Work to be completed:
The reply should consist of every entry, repeated exactly.

Given entries:
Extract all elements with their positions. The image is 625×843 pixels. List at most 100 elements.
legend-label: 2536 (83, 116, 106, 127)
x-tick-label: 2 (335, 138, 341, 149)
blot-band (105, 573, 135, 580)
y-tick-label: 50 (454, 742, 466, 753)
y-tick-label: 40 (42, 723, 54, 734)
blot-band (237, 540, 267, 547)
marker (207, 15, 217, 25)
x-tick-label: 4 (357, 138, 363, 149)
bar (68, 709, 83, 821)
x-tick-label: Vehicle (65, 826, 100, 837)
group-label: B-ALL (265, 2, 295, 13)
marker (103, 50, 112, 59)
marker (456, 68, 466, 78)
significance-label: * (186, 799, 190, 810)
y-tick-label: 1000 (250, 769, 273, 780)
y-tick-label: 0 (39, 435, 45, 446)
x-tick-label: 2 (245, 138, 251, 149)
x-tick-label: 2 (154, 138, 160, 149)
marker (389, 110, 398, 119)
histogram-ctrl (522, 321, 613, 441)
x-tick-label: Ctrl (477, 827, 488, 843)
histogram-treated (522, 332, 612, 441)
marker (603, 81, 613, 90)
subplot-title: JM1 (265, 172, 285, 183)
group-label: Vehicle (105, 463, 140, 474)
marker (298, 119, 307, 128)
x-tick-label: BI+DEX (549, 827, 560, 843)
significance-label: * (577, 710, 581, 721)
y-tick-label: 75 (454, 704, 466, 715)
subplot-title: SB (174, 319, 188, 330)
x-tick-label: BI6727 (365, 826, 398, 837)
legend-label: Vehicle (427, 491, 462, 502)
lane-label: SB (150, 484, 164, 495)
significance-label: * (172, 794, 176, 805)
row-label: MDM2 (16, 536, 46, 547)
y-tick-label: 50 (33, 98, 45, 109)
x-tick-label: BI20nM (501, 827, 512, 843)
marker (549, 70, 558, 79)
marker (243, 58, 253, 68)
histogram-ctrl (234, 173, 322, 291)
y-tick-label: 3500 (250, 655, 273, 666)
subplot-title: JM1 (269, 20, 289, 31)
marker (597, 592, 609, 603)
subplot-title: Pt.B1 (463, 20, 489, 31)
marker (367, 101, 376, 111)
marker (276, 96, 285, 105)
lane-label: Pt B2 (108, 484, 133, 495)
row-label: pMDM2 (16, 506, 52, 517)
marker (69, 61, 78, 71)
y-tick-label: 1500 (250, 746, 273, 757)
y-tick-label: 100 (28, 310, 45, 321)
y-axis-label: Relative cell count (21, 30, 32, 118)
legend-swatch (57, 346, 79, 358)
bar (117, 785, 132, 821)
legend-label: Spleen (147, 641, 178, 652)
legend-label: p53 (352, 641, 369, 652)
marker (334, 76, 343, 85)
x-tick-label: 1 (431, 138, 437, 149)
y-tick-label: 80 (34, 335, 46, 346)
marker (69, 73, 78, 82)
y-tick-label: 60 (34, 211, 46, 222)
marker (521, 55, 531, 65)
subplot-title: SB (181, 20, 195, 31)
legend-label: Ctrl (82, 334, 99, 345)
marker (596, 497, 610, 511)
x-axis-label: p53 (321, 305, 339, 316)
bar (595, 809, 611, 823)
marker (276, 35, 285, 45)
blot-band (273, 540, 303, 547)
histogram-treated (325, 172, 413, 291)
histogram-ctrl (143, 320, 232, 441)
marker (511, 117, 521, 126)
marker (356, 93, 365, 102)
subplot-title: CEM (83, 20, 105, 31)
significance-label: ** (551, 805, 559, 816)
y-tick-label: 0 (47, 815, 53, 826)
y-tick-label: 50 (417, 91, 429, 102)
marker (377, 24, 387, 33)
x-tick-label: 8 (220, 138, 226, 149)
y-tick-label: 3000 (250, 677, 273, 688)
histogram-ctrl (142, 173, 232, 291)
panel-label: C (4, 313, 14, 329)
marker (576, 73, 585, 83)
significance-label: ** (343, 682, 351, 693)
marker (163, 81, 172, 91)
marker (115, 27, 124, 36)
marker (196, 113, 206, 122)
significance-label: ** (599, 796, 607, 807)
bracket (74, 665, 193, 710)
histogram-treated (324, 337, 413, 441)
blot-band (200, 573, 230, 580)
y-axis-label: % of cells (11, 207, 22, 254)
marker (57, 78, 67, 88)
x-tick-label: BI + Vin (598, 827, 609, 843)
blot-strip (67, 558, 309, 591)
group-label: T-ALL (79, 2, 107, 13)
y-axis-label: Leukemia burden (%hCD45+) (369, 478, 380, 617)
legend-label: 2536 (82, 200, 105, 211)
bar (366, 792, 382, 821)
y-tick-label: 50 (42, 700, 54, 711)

Written solution:
Extract all elements with their positions. The image is 625×843 pixels. List at most 100 elements.
legend-label: 2536 (83, 116, 106, 127)
x-tick-label: 2 (335, 138, 341, 149)
blot-band (105, 573, 135, 580)
y-tick-label: 50 (454, 742, 466, 753)
y-tick-label: 40 (42, 723, 54, 734)
blot-band (237, 540, 267, 547)
marker (207, 15, 217, 25)
x-tick-label: 4 (357, 138, 363, 149)
bar (68, 709, 83, 821)
x-tick-label: Vehicle (65, 826, 100, 837)
group-label: B-ALL (265, 2, 295, 13)
marker (103, 50, 112, 59)
marker (456, 68, 466, 78)
significance-label: * (186, 799, 190, 810)
y-tick-label: 1000 (250, 769, 273, 780)
y-tick-label: 0 (39, 435, 45, 446)
x-tick-label: 2 (245, 138, 251, 149)
x-tick-label: 2 (154, 138, 160, 149)
marker (389, 110, 398, 119)
histogram-ctrl (522, 321, 613, 441)
x-tick-label: Ctrl (477, 827, 488, 843)
histogram-treated (522, 332, 612, 441)
marker (603, 81, 613, 90)
subplot-title: JM1 (265, 172, 285, 183)
group-label: Vehicle (105, 463, 140, 474)
marker (298, 119, 307, 128)
x-tick-label: BI+DEX (549, 827, 560, 843)
significance-label: * (577, 710, 581, 721)
y-tick-label: 75 (454, 704, 466, 715)
subplot-title: SB (174, 319, 188, 330)
x-tick-label: BI6727 (365, 826, 398, 837)
legend-label: Vehicle (427, 491, 462, 502)
lane-label: SB (150, 484, 164, 495)
significance-label: * (172, 794, 176, 805)
row-label: MDM2 (16, 536, 46, 547)
y-tick-label: 50 (33, 98, 45, 109)
x-tick-label: BI20nM (501, 827, 512, 843)
marker (549, 70, 558, 79)
marker (243, 58, 253, 68)
histogram-ctrl (234, 173, 322, 291)
y-tick-label: 3500 (250, 655, 273, 666)
subplot-title: JM1 (269, 20, 289, 31)
marker (597, 592, 609, 603)
subplot-title: Pt.B1 (463, 20, 489, 31)
marker (367, 101, 376, 111)
marker (276, 96, 285, 105)
lane-label: Pt B2 (108, 484, 133, 495)
row-label: pMDM2 (16, 506, 52, 517)
marker (69, 61, 78, 71)
y-tick-label: 1500 (250, 746, 273, 757)
y-tick-label: 100 (28, 310, 45, 321)
y-axis-label: Relative cell count (21, 30, 32, 118)
legend-swatch (57, 346, 79, 358)
bar (117, 785, 132, 821)
legend-label: Spleen (147, 641, 178, 652)
legend-label: p53 (352, 641, 369, 652)
marker (334, 76, 343, 85)
x-tick-label: 1 (431, 138, 437, 149)
y-tick-label: 80 (34, 335, 46, 346)
marker (69, 73, 78, 82)
y-tick-label: 60 (34, 211, 46, 222)
marker (521, 55, 531, 65)
subplot-title: SB (181, 20, 195, 31)
legend-label: Ctrl (82, 334, 99, 345)
marker (596, 497, 610, 511)
x-axis-label: p53 (321, 305, 339, 316)
bar (595, 809, 611, 823)
marker (276, 35, 285, 45)
blot-band (273, 540, 303, 547)
histogram-treated (325, 172, 413, 291)
histogram-ctrl (143, 320, 232, 441)
marker (511, 117, 521, 126)
marker (356, 93, 365, 102)
subplot-title: CEM (83, 20, 105, 31)
significance-label: ** (551, 805, 559, 816)
y-tick-label: 0 (47, 815, 53, 826)
y-tick-label: 50 (417, 91, 429, 102)
marker (377, 24, 387, 33)
x-tick-label: 8 (220, 138, 226, 149)
y-tick-label: 3000 (250, 677, 273, 688)
histogram-ctrl (142, 173, 232, 291)
panel-label: C (4, 313, 14, 329)
marker (576, 73, 585, 83)
significance-label: ** (343, 682, 351, 693)
marker (163, 81, 172, 91)
marker (115, 27, 124, 36)
marker (196, 113, 206, 122)
significance-label: ** (599, 796, 607, 807)
bracket (74, 665, 193, 710)
histogram-treated (324, 337, 413, 441)
blot-band (200, 573, 230, 580)
y-axis-label: % of cells (11, 207, 22, 254)
marker (57, 78, 67, 88)
x-tick-label: BI + Vin (598, 827, 609, 843)
blot-strip (67, 558, 309, 591)
group-label: T-ALL (79, 2, 107, 13)
y-axis-label: Leukemia burden (%hCD45+) (369, 478, 380, 617)
legend-label: 2536 (82, 200, 105, 211)
bar (366, 792, 382, 821)
y-tick-label: 50 (42, 700, 54, 711)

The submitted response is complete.